Material provided —
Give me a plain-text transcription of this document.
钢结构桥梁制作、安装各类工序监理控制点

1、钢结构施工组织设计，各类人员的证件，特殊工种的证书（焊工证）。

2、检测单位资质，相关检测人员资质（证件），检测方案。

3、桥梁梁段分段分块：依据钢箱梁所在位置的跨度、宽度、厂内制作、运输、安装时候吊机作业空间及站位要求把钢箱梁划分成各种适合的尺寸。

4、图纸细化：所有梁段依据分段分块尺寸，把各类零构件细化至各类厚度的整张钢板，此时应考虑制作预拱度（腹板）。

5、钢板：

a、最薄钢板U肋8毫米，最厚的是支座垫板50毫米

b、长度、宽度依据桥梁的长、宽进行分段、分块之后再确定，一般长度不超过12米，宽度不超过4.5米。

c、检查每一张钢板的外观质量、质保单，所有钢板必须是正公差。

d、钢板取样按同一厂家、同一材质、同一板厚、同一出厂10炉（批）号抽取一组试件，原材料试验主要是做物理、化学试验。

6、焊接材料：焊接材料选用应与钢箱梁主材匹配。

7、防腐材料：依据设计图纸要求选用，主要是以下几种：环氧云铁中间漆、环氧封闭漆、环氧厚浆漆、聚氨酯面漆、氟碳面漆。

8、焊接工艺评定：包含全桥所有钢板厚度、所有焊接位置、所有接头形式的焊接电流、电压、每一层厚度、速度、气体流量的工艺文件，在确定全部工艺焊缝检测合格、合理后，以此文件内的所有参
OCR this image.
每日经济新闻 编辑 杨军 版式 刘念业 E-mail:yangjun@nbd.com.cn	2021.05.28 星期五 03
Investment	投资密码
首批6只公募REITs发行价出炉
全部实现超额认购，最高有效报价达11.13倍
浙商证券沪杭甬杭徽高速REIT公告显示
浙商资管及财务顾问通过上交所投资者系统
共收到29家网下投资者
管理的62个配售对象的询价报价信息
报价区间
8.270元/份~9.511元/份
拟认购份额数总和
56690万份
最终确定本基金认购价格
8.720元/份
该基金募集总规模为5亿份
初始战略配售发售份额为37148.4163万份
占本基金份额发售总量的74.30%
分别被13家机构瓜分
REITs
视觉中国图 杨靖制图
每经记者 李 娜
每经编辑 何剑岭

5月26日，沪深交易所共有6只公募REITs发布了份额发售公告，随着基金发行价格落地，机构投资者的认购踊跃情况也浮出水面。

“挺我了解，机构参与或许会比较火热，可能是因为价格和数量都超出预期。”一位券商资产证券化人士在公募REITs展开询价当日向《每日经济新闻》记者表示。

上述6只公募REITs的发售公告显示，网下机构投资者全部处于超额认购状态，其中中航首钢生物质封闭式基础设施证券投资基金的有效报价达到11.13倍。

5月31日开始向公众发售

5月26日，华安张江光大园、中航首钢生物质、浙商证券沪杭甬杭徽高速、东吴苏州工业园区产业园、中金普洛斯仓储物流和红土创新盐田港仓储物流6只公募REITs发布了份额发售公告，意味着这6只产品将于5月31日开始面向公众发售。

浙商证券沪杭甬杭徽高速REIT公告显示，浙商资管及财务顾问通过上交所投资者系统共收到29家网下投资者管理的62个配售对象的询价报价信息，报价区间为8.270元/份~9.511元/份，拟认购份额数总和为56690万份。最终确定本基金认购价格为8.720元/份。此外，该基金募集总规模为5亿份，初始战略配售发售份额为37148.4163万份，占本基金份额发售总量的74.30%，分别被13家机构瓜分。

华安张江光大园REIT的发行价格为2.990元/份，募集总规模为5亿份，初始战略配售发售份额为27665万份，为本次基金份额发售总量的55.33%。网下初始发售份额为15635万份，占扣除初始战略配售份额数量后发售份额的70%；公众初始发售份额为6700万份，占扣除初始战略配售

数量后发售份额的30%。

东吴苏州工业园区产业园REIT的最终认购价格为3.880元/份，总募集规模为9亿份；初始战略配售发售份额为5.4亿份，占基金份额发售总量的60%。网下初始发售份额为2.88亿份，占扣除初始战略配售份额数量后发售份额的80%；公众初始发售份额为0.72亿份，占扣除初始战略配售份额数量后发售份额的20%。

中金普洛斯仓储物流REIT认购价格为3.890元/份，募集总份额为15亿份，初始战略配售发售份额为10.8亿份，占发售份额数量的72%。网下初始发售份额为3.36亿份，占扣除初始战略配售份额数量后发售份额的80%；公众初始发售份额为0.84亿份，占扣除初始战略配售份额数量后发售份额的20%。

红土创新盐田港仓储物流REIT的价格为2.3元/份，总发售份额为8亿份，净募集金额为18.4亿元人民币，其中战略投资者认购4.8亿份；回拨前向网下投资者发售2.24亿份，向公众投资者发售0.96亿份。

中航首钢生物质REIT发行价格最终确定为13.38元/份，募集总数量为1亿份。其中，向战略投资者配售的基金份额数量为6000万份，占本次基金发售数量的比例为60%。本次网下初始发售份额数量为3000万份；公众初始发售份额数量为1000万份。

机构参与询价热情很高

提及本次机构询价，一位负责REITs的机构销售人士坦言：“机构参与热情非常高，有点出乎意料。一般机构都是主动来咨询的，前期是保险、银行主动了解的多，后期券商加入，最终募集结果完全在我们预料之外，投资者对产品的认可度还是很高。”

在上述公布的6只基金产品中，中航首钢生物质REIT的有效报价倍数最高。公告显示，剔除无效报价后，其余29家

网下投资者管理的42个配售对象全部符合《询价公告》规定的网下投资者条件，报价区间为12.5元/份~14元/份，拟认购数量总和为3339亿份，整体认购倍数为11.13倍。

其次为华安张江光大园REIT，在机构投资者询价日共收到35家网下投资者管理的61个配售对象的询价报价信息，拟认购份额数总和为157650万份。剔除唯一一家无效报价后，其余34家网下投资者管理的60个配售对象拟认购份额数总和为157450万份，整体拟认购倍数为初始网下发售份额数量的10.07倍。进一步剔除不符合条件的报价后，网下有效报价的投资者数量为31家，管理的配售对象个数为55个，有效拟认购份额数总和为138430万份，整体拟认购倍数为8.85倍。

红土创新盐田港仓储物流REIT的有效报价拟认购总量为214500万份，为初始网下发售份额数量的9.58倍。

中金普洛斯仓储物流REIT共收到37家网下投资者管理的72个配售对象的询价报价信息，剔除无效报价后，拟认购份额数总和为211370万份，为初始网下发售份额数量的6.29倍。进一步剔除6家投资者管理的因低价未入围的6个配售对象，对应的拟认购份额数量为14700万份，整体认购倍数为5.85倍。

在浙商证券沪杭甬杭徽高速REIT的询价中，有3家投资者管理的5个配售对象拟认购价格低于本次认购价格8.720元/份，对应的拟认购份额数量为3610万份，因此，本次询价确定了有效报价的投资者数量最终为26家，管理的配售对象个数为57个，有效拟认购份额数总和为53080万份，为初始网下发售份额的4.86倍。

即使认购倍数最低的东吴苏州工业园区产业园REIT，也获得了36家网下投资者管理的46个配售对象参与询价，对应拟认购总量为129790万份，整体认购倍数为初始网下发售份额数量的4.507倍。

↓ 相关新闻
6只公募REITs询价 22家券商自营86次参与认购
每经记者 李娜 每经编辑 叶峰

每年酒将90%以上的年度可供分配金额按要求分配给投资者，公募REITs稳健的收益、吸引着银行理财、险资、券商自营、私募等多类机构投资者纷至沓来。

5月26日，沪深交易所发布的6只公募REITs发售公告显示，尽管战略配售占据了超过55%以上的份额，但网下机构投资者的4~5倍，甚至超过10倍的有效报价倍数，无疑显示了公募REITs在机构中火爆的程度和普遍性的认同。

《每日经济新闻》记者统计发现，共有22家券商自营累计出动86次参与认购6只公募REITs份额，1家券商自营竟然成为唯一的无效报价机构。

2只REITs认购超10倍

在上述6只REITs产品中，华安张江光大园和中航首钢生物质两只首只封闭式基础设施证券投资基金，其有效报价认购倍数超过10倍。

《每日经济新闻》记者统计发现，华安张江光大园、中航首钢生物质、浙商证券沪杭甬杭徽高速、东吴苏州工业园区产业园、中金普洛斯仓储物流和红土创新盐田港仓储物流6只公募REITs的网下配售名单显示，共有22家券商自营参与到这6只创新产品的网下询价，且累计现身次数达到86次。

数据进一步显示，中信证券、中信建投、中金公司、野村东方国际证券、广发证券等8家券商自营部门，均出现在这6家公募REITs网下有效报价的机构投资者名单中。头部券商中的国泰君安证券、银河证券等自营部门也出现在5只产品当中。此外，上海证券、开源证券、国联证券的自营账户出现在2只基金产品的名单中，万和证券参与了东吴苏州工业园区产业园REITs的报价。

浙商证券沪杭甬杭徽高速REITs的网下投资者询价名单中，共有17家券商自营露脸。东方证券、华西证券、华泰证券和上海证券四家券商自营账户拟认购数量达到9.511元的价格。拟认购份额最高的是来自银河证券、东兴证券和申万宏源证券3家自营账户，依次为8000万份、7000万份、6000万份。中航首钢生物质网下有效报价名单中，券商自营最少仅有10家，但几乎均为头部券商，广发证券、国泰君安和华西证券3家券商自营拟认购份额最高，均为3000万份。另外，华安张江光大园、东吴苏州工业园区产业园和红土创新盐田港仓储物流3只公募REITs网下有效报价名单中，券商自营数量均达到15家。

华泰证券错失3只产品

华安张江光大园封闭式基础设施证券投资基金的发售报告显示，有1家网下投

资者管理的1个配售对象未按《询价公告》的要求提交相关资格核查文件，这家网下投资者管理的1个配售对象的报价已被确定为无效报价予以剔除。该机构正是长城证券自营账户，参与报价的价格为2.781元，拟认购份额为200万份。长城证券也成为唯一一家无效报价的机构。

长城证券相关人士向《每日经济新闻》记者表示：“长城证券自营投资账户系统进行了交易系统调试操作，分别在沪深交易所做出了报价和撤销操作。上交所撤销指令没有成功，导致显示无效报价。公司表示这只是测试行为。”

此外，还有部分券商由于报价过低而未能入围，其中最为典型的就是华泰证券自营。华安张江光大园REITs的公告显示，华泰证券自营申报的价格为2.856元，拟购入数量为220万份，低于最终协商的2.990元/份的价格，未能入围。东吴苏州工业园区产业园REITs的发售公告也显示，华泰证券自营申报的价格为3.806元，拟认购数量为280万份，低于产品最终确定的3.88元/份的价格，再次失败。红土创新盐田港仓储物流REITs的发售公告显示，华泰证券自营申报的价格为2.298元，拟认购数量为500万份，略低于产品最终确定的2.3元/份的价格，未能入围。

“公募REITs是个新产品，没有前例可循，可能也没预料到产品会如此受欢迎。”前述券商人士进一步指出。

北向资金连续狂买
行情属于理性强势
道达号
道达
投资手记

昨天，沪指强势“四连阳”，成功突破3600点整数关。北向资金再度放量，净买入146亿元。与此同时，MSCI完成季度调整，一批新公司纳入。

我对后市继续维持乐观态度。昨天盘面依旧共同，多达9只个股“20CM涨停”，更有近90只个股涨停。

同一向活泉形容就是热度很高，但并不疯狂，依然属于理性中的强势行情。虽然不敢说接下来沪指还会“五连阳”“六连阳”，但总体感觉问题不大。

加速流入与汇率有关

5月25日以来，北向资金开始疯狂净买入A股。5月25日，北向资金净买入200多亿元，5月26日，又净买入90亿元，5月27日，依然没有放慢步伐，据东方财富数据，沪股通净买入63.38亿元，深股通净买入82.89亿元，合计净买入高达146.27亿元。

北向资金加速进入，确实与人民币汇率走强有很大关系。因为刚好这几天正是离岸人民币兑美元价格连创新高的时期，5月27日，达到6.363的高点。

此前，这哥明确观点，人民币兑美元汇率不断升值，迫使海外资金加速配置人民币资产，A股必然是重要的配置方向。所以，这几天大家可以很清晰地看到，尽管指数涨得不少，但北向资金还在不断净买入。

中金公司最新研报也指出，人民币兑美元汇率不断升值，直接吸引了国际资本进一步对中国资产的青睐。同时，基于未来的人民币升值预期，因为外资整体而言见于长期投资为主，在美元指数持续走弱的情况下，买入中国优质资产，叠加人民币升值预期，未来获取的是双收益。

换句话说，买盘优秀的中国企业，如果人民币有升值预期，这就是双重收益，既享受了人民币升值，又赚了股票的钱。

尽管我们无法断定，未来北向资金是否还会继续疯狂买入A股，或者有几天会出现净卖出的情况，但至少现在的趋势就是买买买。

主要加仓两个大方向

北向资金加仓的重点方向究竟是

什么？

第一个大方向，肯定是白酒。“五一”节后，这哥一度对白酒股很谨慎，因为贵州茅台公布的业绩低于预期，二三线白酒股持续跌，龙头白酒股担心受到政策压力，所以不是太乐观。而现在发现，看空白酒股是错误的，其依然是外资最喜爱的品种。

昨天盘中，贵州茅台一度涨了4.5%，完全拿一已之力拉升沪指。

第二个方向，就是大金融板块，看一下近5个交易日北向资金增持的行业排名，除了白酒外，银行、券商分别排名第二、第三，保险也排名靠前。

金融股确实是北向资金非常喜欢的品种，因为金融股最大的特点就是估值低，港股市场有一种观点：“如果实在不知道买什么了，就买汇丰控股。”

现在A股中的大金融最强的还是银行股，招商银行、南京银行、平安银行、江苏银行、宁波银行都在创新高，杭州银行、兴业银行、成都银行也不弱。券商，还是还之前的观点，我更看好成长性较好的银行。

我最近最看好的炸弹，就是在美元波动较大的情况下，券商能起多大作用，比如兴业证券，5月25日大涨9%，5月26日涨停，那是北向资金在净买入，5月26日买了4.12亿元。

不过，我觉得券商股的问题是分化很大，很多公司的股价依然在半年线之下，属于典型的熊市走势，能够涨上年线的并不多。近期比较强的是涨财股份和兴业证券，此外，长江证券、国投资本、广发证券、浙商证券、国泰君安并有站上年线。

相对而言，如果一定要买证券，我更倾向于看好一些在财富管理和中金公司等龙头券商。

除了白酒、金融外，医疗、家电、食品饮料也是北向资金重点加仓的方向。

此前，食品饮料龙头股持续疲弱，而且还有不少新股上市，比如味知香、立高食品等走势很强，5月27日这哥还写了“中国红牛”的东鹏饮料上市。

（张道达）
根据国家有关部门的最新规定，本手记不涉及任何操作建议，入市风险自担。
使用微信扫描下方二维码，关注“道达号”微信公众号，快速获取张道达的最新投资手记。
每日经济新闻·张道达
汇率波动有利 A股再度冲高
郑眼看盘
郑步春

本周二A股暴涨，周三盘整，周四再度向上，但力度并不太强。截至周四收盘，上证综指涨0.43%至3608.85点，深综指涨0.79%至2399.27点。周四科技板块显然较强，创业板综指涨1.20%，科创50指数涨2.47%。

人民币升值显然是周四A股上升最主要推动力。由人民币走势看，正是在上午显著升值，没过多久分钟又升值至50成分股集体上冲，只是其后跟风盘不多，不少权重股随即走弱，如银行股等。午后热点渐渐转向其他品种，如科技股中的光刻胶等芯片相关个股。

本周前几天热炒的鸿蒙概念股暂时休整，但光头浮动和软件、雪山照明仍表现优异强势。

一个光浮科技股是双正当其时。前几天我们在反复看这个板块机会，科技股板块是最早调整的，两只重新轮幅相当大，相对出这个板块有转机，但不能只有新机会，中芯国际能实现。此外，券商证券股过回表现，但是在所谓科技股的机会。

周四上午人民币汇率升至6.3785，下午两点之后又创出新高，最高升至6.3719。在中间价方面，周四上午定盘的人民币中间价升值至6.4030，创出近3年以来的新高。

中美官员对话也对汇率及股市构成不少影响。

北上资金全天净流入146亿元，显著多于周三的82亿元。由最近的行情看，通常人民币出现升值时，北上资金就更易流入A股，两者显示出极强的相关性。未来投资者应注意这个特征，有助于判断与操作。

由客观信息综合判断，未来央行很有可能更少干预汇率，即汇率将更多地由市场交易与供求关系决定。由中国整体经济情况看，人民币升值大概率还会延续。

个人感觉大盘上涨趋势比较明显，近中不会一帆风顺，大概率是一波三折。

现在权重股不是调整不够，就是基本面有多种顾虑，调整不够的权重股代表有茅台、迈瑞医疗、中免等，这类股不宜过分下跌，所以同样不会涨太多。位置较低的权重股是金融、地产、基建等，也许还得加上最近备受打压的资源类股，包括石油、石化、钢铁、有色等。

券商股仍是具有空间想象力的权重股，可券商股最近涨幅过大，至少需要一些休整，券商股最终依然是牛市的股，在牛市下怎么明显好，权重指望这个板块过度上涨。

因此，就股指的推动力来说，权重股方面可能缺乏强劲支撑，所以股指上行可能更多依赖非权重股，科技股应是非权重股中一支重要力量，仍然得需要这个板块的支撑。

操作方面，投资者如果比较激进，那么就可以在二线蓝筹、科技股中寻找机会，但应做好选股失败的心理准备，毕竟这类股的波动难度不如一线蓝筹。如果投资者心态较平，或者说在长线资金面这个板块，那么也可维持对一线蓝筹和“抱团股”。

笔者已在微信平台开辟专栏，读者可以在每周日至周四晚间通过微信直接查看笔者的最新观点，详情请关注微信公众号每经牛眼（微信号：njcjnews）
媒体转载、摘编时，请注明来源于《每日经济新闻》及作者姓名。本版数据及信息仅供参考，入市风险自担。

Task requirements — How many lines of the listing above include the word "this"? Reply with the number alone.

Task answer — 2